Schreiben Sie bitte aus dem Übungstext die Stelle von „Ich mache mir“ bis einschließlich „Staat geförderten Kriminalität?“ wortgetreu ab.

ÜBUNGSTEXT >>

-------------------------

Ich mache mir keine Illusionen

Das Schlagwort: «Missbrauch bekämpfen» spricht jeden an, auch mich. Wie sollte man Missbräuche tolerieren? Was aber das Schlagwort im Zusammenhang mit dem neuen Asylgesetz meint, ist nur mit einem hohen Preis zu haben. Vielleicht baut die Schweiz dann bald neue Haftanstalten, um schon minderjährige Ausländer ohne Papiere neun Monate in Haft zu nehmen, ja ganze Familien. Was macht ein Staat mit Menschen, die er einfach auf die Strasse stellt, weil sie sich innert zwei Tagen nicht ausweisen können? Wo tauchen sie unter und wo tauchen sie auf? Als Diebe, als Dealer, als Kriminelle, als Leute, die sich ihr tägliches Brot stehlen müssen? Was kostet uns die Bekämpfung einer solchen vom Staat geförderten Kriminalität?

An humane Gefühle möchte ich nicht appellieren. Die prallen ab. Aber wenn Urs Hadorn, jahrelang Chef des Flüchtlingsamts, zu bedenken gibt, dass die neu geplanten Massnahmen wenig effizient, weitgehend wirkungslos und unverhältnismässig seien, so sollten kostenbewusste Schweizer schon ein bisschen Vernunft annehmen. Es bleibt nur Kopfschütteln, dass die Allianz, die sich bürgerlich nennt, den Kopf verliert und nicht mehr an die Kosten denkt und an die Folgen. Ich hege nicht die Illusion, dass das Gesetz abgelehnt wird, ich gebe mich aber auch nicht der Illusion hin, dass es viel Wirkung erzielt. Was ich aber weiss: Es verdirbt das Klima in unserem Land noch mehr. Es lässt dieses schöne Land kleinlich und hässlich aussehen. Es stösst die Türen für Beamten- und Fremdenpolizeiwillkür weit auf. Und dagegen müssen sich echt liberale Menschen zur Wehr setzen, Menschen, wie Lukas Niederberger vom Lasalle-Haus, der seine Erfahrung in die Waagschale werfen kann, wie Markus Rauh, ein Spitzenmann der Wirtschaft, der Behörden- und Beamtenwillkür auf die Barrikade gegen das neue Asylgesetz gebracht hat. Ich pflichte ihnen bei und hoffe, dass sie viele Nein-Stimmen versammeln können.

-------------------------

ARBEITSMATERIAL >>
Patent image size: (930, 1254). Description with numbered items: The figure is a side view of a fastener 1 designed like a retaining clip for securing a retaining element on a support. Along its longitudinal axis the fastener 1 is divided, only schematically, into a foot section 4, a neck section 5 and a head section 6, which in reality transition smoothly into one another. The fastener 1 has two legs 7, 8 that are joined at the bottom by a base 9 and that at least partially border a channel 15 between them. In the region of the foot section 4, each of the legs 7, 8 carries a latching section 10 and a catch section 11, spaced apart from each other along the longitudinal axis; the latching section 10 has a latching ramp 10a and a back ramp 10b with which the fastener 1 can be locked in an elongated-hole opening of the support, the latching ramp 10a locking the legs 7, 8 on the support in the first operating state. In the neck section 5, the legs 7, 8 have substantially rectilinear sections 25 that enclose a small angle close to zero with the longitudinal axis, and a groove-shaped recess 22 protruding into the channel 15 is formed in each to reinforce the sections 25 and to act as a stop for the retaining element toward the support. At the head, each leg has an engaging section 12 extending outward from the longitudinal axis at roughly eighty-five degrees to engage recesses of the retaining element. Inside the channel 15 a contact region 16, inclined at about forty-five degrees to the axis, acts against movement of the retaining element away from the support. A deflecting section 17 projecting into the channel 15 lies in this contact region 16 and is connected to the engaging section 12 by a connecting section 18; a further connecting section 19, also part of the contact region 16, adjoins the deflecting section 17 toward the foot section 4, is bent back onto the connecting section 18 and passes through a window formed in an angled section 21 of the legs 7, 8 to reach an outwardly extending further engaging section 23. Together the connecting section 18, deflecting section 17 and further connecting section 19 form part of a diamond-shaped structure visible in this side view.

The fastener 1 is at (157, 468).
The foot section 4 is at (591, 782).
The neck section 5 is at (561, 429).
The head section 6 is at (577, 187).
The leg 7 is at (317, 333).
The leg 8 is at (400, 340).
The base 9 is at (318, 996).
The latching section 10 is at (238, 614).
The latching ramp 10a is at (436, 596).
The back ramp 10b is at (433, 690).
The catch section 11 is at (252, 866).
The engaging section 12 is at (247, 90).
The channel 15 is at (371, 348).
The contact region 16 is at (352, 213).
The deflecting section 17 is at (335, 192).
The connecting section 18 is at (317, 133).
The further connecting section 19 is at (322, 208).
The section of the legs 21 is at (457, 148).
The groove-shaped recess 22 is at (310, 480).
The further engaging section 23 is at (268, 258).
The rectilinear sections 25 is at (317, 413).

-------------------------

ERWARTETE ANTWORT >>
Ich mache mir keine Illusionen

Das Schlagwort: «Missbrauch bekämpfen» spricht jeden an, auch mich. Wie sollte man Missbräuche tolerieren? Was aber das Schlagwort im Zusammenhang mit dem neuen Asylgesetz meint, ist nur mit einem hohen Preis zu haben. Vielleicht baut die Schweiz dann bald neue Haftanstalten, um schon minderjährige Ausländer ohne Papiere neun Monate in Haft zu nehmen, ja ganze Familien. Was macht ein Staat mit Menschen, die er einfach auf die Strasse stellt, weil sie sich innert zwei Tagen nicht ausweisen können? Wo tauchen sie unter und wo tauchen sie auf? Als Diebe, als Dealer, als Kriminelle, als Leute, die sich ihr tägliches Brot stehlen müssen? Was kostet uns die Bekämpfung einer solchen vom Staat geförderten Kriminalität?